**Directions for this task:** Below is a listing; write it out exactly and drop any images from it.

**Rows:**
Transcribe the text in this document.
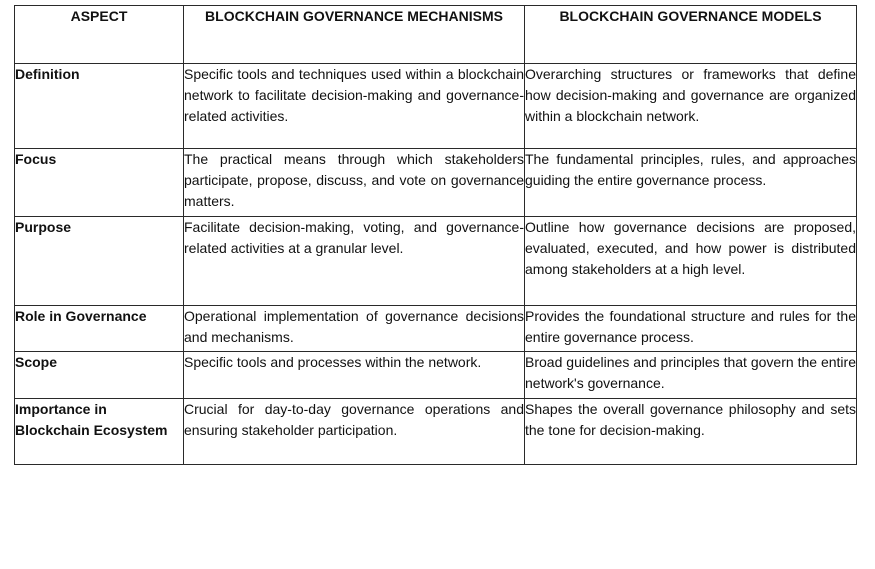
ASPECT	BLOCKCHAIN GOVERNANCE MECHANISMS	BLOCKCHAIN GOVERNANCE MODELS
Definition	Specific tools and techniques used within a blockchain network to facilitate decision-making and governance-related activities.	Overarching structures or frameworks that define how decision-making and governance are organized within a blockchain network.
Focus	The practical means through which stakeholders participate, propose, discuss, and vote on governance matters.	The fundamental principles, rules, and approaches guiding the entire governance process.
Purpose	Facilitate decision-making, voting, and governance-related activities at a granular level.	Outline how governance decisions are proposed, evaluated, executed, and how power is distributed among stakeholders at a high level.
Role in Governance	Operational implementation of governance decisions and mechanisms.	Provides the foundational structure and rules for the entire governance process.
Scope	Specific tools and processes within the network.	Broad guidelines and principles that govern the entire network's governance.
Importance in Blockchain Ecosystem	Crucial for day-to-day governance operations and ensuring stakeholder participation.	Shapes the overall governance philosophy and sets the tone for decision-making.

**Correct answer:**
Transcribe the text in this document.
ASPECT	BLOCKCHAIN GOVERNANCE MECHANISMS	BLOCKCHAIN GOVERNANCE MODELS
Definition	Specific tools and techniques used within a blockchain network to facilitate decision-making and governance-related activities.	Overarching structures or frameworks that define how decision-making and governance are organized within a blockchain network.
Focus	The practical means through which stakeholders participate, propose, discuss, and vote on governance matters.	The fundamental principles, rules, and approaches guiding the entire governance process.
Purpose	Facilitate decision-making, voting, and governance-related activities at a granular level.	Outline how governance decisions are proposed, evaluated, executed, and how power is distributed among stakeholders at a high level.
Role in Governance	Operational implementation of governance decisions and mechanisms.	Provides the foundational structure and rules for the entire governance process.
Scope	Specific tools and processes within the network.	Broad guidelines and principles that govern the entire network's governance.
Importance in Blockchain Ecosystem	Crucial for day-to-day governance operations and ensuring stakeholder participation.	Shapes the overall governance philosophy and sets the tone for decision-making.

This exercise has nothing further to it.